Exercise
For every line in the records that has the word "this", make a copy.

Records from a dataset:

::::::::::

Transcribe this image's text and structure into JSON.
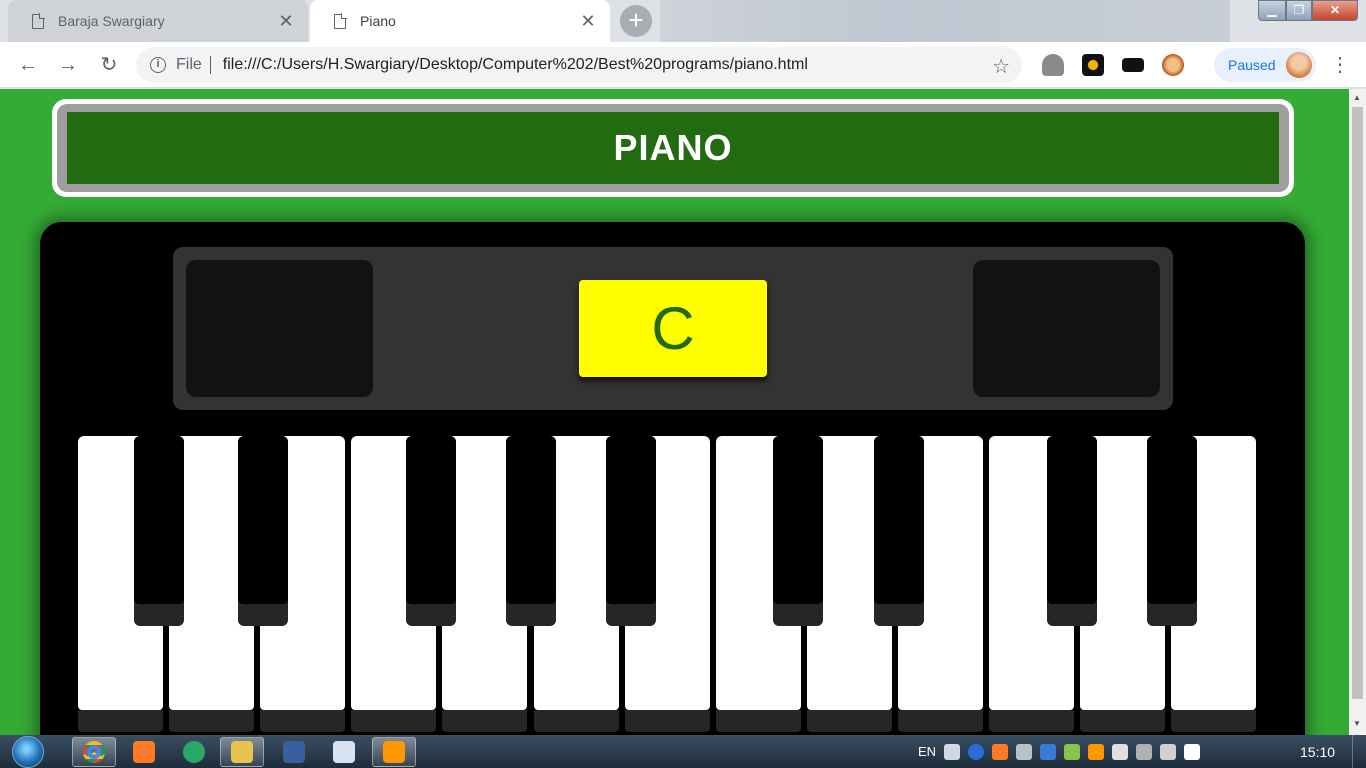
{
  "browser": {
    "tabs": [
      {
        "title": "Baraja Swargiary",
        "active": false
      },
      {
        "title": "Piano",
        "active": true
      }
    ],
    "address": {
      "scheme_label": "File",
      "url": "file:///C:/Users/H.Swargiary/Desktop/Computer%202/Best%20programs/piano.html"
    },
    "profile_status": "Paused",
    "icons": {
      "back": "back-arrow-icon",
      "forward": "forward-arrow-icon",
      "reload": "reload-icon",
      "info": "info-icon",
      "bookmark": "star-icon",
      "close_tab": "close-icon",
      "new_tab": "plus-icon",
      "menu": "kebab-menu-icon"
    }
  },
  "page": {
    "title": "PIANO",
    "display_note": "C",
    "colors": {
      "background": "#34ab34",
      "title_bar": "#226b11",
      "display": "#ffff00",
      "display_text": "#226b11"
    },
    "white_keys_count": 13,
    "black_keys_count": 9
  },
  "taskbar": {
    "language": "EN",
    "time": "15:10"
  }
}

::::::::::

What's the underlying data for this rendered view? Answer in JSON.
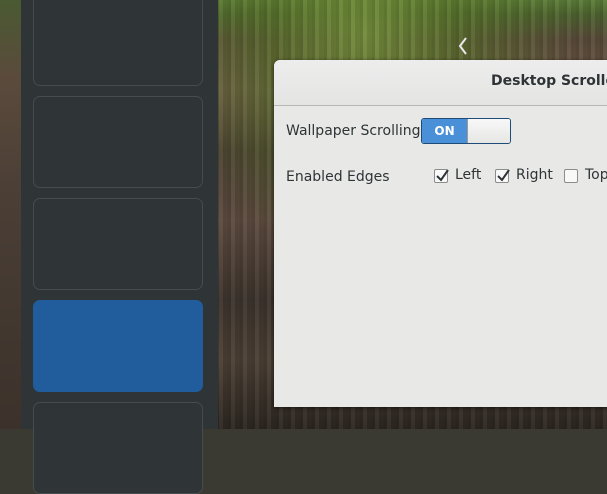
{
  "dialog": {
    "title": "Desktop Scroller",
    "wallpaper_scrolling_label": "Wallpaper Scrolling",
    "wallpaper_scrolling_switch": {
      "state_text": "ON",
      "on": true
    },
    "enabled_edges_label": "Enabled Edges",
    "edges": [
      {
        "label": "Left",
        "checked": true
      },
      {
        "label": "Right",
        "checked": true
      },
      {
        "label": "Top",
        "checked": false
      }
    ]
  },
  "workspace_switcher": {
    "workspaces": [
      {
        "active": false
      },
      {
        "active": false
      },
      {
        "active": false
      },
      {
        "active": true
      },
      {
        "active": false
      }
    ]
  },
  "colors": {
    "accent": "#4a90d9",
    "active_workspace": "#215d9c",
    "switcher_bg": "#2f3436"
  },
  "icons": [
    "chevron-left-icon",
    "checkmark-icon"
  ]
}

::::::::::

Answer
Transcribe this image's text and structure into JSON.
What's the underlying data for this rendered view? Answer in JSON.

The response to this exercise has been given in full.